-- START OF EXTRACTED RECORDS --

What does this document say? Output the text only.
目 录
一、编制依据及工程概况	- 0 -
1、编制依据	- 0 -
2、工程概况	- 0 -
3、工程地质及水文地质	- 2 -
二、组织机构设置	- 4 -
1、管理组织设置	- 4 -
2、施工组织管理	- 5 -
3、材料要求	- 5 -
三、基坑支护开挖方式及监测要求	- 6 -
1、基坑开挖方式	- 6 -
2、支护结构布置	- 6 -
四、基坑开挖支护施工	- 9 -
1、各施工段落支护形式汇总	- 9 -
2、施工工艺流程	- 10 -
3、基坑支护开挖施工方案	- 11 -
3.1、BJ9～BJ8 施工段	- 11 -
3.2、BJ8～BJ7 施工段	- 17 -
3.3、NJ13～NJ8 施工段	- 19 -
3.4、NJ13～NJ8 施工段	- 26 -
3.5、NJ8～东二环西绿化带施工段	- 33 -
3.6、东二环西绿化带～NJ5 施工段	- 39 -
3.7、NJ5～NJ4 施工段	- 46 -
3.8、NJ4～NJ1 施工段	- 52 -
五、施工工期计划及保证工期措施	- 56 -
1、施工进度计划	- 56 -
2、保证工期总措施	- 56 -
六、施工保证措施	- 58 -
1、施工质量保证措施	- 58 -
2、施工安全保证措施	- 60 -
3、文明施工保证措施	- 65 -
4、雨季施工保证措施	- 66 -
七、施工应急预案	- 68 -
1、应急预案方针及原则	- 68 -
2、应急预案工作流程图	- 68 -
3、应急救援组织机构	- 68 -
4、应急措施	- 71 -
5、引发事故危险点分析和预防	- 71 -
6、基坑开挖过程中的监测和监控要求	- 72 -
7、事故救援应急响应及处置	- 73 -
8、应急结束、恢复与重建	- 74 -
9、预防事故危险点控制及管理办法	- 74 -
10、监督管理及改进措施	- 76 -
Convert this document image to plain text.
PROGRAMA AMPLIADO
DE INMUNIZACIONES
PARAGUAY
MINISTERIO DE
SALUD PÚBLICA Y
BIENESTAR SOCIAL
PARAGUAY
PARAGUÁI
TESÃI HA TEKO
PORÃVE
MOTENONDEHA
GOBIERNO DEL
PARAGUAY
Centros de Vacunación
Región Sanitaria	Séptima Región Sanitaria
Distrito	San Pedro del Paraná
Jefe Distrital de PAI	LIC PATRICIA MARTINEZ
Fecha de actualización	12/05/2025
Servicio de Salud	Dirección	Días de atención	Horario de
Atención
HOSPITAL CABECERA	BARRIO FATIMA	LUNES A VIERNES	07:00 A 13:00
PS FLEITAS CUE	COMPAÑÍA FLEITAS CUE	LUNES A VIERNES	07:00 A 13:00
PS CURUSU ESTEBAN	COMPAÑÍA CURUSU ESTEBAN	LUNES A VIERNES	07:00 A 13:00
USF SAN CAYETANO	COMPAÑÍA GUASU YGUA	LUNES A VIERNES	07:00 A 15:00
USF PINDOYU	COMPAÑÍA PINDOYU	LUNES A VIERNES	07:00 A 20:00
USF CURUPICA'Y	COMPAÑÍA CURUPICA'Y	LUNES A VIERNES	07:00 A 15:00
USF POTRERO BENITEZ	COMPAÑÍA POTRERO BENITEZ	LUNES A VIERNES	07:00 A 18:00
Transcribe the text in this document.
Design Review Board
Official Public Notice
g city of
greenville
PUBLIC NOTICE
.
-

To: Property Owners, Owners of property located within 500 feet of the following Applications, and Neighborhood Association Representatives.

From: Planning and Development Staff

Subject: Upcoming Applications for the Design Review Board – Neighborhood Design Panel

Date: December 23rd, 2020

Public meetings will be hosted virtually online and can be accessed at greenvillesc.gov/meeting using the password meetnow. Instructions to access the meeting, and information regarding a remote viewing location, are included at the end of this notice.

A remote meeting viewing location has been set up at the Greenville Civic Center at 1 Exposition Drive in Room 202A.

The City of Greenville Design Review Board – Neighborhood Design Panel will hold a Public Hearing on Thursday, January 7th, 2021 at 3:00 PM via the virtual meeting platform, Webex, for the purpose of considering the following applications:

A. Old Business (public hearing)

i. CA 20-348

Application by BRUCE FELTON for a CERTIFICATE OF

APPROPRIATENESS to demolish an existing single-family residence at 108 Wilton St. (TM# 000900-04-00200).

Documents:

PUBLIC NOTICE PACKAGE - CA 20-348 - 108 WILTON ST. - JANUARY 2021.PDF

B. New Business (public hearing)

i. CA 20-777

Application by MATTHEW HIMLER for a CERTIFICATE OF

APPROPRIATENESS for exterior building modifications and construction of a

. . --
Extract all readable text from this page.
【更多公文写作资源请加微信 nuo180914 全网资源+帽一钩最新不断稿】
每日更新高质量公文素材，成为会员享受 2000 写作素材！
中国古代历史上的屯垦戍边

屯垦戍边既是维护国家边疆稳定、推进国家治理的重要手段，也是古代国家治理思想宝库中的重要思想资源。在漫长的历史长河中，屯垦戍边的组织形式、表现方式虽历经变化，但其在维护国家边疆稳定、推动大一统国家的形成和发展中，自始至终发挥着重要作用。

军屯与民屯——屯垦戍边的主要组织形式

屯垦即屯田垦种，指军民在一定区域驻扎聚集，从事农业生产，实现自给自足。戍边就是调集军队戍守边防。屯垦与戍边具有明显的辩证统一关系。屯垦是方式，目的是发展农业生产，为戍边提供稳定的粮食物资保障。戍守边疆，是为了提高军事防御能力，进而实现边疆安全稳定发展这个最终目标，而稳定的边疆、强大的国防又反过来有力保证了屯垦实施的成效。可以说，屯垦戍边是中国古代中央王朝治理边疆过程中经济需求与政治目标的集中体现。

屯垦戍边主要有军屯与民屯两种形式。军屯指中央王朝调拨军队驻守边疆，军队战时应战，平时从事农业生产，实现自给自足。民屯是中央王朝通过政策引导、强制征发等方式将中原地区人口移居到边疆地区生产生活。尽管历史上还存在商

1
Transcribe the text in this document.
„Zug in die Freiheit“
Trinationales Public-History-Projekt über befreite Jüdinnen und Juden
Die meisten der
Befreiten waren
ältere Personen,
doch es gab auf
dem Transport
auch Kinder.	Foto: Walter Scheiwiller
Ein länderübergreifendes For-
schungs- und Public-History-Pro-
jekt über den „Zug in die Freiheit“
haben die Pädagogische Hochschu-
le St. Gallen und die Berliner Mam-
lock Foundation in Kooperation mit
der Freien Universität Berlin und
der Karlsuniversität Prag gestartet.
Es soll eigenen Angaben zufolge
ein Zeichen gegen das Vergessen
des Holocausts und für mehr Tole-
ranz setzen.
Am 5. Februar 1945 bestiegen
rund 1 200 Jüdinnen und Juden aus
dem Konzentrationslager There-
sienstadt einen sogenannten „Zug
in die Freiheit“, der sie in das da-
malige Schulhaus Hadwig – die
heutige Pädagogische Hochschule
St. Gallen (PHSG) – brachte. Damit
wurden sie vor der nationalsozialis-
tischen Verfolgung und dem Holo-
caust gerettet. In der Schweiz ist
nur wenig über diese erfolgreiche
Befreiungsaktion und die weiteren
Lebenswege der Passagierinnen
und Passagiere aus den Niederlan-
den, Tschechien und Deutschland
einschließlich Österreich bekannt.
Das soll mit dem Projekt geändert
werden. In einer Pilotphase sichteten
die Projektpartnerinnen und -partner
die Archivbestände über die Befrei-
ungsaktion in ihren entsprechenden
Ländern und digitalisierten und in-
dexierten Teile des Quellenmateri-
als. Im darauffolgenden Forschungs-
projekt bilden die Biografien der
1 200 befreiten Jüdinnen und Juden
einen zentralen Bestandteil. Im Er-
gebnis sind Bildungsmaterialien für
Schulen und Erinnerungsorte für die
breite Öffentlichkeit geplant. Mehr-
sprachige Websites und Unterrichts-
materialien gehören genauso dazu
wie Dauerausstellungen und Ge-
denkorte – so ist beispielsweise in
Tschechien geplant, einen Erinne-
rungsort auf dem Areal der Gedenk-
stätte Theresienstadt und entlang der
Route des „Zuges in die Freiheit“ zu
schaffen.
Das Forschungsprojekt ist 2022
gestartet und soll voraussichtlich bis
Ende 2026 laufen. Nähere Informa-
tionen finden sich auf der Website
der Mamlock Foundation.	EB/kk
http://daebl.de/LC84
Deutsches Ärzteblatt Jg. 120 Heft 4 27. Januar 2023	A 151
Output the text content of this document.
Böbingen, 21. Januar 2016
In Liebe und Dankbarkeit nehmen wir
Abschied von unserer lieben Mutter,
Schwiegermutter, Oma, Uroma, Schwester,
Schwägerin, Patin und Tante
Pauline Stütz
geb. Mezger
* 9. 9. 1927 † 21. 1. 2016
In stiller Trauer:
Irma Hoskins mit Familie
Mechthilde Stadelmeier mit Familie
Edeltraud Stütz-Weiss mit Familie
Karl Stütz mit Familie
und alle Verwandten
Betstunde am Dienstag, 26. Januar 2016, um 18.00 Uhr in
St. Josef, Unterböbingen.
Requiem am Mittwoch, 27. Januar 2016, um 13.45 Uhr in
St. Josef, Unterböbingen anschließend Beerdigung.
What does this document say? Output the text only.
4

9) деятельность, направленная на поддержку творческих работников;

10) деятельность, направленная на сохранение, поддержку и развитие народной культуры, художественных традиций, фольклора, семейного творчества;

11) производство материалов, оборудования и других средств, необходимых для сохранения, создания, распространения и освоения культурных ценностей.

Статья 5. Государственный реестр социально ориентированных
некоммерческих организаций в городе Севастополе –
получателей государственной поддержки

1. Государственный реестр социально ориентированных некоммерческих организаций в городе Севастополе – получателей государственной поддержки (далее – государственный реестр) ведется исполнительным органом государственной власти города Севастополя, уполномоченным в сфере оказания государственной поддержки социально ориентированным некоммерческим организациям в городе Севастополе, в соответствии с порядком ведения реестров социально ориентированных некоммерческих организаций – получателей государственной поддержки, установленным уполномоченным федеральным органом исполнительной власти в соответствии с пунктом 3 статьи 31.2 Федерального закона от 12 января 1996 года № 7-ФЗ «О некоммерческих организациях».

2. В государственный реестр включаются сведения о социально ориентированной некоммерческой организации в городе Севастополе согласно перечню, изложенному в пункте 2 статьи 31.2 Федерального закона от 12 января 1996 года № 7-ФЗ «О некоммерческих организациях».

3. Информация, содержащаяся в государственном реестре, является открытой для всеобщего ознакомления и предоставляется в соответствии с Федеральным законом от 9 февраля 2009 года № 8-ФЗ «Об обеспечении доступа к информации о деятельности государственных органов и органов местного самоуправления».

-- END OF EXTRACTED RECORDS --

• [WHAT IS BEING ASKED] Among the records above, find each line holding the string "статьи" and pull it out.

• [PROBLEM SOLUTION]
1. Государственный реестр социально ориентированных некоммерческих организаций в городе Севастополе – получателей государственной поддержки (далее – государственный реестр) ведется исполнительным органом государственной власти города Севастополя, уполномоченным в сфере оказания государственной поддержки социально ориентированным некоммерческим организациям в городе Севастополе, в соответствии с порядком ведения реестров социально ориентированных некоммерческих организаций – получателей государственной поддержки, установленным уполномоченным федеральным органом исполнительной власти в соответствии с пунктом 3 статьи 31.2 Федерального закона от 12 января 1996 года № 7-ФЗ «О некоммерческих организациях».
2. В государственный реестр включаются сведения о социально ориентированной некоммерческой организации в городе Севастополе согласно перечню, изложенному в пункте 2 статьи 31.2 Федерального закона от 12 января 1996 года № 7-ФЗ «О некоммерческих организациях».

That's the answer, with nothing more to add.